## [YOUR TASK]
Without including any pictures, write out all the entries exactly.

## [PROVIDED MATERIAL]
· · ·

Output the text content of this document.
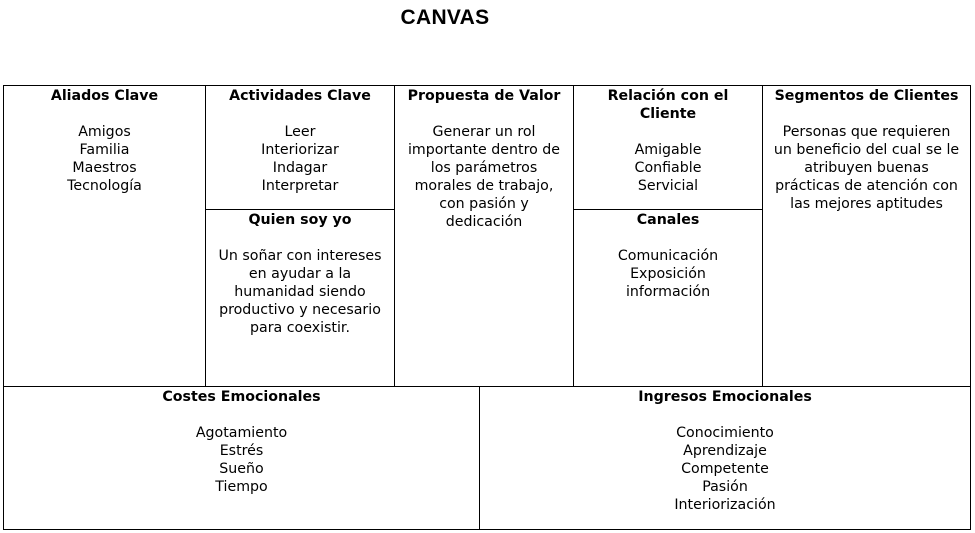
CANVAS
Aliados Clave
Amigos
Familia
Maestros
Tecnología
Actividades Clave
Leer
Interiorizar
Indagar
Interpretar
Quien soy yo
Un soñar con intereses
en ayudar a la
humanidad siendo
productivo y necesario
para coexistir.
Propuesta de Valor
Generar un rol
importante dentro de
los parámetros
morales de trabajo,
con pasión y
dedicación
Relación con el
Cliente
Amigable
Confiable
Servicial
Canales
Comunicación
Exposición
información
Segmentos de Clientes
Personas que requieren
un beneficio del cual se le
atribuyen buenas
prácticas de atención con
las mejores aptitudes
Costes Emocionales
Agotamiento
Estrés
Sueño
Tiempo
Ingresos Emocionales
Conocimiento
Aprendizaje
Competente
Pasión
Interiorización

· · ·

## [SOLUTION]
Output the text content of this document.
CANVAS
Aliados Clave
Amigos
Familia
Maestros
Tecnología
Actividades Clave
Leer
Interiorizar
Indagar
Interpretar
Quien soy yo
Un soñar con intereses
en ayudar a la
humanidad siendo
productivo y necesario
para coexistir.
Propuesta de Valor
Generar un rol
importante dentro de
los parámetros
morales de trabajo,
con pasión y
dedicación
Relación con el
Cliente
Amigable
Confiable
Servicial
Canales
Comunicación
Exposición
información
Segmentos de Clientes
Personas que requieren
un beneficio del cual se le
atribuyen buenas
prácticas de atención con
las mejores aptitudes
Costes Emocionales
Agotamiento
Estrés
Sueño
Tiempo
Ingresos Emocionales
Conocimiento
Aprendizaje
Competente
Pasión
Interiorización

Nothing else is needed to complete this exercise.